◆ EXERCISE AIM:
Take every line that has the string "trăng" and copy it out.

◆ DATASET EXTRACT:
________________________________________

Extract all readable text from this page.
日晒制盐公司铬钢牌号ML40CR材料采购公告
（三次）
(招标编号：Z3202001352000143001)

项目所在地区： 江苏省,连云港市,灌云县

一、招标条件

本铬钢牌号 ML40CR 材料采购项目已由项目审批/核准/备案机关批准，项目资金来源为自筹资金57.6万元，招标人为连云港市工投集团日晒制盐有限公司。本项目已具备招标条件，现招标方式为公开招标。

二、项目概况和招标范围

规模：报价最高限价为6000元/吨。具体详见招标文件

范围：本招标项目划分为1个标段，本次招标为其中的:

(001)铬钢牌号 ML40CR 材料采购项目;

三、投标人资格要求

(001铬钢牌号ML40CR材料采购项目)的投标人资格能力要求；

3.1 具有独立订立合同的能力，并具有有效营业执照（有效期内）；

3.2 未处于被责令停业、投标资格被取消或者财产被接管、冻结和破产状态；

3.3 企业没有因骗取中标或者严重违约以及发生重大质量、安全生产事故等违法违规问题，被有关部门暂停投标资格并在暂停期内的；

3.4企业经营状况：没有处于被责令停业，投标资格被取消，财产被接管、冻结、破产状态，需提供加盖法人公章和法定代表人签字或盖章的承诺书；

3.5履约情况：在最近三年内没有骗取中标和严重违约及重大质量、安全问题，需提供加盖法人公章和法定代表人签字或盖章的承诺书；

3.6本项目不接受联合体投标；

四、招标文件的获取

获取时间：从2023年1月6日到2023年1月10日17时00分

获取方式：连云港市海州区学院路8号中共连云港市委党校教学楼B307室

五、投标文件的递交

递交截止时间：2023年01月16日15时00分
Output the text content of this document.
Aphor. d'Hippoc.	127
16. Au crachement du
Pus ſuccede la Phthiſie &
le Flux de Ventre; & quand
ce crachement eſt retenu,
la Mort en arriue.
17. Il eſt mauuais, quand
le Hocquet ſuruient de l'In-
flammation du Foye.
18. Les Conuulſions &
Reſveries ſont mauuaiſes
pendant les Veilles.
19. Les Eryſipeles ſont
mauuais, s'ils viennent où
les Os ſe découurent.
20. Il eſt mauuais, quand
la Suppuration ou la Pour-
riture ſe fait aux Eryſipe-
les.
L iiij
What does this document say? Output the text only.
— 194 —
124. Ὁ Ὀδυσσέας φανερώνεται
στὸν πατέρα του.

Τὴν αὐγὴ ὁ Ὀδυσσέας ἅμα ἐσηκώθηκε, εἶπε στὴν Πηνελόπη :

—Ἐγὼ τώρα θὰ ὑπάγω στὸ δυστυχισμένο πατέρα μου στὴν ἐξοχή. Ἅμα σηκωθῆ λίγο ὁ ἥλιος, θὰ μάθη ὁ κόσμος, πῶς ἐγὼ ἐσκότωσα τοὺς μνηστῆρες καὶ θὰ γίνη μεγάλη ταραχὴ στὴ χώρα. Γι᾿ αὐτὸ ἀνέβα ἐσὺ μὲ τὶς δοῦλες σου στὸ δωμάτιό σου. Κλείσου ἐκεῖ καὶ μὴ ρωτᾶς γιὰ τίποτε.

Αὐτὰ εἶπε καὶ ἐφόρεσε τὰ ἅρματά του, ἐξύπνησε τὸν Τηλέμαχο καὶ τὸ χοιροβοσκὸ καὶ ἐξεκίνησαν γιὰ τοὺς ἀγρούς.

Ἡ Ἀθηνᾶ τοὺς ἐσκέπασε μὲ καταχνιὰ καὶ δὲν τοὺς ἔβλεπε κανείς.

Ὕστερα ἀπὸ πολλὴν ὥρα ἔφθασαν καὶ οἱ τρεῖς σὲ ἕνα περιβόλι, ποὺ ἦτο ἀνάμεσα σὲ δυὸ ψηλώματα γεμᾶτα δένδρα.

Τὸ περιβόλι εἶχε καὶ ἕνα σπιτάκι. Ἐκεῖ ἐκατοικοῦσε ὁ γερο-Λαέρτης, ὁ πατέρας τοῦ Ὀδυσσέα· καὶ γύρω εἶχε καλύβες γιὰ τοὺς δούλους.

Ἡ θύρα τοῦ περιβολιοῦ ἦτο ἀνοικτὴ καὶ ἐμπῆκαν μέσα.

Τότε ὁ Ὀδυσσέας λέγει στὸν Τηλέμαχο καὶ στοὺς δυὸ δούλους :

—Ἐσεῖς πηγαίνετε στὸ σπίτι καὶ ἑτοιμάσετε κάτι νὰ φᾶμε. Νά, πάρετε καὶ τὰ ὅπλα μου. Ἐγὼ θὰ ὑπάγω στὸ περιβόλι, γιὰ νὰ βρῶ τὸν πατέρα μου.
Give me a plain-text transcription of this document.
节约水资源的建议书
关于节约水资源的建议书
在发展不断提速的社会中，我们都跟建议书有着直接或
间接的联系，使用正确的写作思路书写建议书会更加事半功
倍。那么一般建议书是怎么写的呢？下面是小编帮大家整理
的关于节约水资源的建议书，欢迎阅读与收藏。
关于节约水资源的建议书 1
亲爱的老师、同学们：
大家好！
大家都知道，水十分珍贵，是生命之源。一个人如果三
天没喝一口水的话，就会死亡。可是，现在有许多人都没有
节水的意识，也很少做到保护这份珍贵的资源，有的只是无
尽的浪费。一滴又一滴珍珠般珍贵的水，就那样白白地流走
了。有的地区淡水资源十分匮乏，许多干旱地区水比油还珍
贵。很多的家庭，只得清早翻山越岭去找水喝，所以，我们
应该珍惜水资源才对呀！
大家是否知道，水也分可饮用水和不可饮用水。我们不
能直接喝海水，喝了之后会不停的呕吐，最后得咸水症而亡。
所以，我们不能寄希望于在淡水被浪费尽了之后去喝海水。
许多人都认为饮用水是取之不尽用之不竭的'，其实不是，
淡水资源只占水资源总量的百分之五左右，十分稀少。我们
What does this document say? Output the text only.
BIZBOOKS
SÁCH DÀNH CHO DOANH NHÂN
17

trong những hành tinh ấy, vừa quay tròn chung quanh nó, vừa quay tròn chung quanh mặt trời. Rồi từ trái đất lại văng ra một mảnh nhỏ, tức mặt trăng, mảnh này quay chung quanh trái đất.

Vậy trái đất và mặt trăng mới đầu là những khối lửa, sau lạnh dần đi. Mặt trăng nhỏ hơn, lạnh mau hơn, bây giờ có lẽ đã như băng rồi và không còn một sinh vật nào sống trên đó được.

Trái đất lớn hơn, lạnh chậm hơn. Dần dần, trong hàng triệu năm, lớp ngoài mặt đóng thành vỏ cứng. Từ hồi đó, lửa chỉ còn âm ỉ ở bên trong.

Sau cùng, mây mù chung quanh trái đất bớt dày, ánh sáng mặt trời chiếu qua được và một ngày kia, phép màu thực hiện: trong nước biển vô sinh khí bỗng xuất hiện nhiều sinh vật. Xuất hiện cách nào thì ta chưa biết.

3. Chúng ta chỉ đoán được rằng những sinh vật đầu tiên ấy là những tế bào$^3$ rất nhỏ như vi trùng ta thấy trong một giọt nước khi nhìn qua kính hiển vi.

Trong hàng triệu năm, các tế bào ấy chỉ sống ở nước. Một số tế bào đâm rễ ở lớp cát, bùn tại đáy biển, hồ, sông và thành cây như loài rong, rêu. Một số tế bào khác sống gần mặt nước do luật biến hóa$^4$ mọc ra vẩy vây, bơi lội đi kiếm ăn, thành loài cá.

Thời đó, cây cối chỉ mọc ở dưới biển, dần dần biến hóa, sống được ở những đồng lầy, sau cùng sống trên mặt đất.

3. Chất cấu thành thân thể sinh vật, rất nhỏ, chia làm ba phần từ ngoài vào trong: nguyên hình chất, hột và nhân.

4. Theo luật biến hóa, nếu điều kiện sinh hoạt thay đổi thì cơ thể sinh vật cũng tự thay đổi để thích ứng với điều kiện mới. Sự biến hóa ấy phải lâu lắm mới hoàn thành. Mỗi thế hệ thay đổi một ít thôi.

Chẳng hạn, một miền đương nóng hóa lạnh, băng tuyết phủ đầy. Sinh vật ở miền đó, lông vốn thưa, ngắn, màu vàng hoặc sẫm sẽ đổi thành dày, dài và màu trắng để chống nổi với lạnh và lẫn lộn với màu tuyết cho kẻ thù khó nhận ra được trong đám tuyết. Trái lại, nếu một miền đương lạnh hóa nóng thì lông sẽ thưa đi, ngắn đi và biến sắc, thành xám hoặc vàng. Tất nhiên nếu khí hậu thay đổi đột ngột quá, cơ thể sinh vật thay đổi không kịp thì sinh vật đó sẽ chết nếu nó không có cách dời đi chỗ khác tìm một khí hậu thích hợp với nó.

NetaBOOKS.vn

________________________________________

◆ OUTPUT:
trong những hành tinh ấy, vừa quay tròn chung quanh nó, vừa quay tròn chung quanh mặt trời. Rồi từ trái đất lại văng ra một mảnh nhỏ, tức mặt trăng, mảnh này quay chung quanh trái đất.
Vậy trái đất và mặt trăng mới đầu là những khối lửa, sau lạnh dần đi. Mặt trăng nhỏ hơn, lạnh mau hơn, bây giờ có lẽ đã như băng rồi và không còn một sinh vật nào sống trên đó được.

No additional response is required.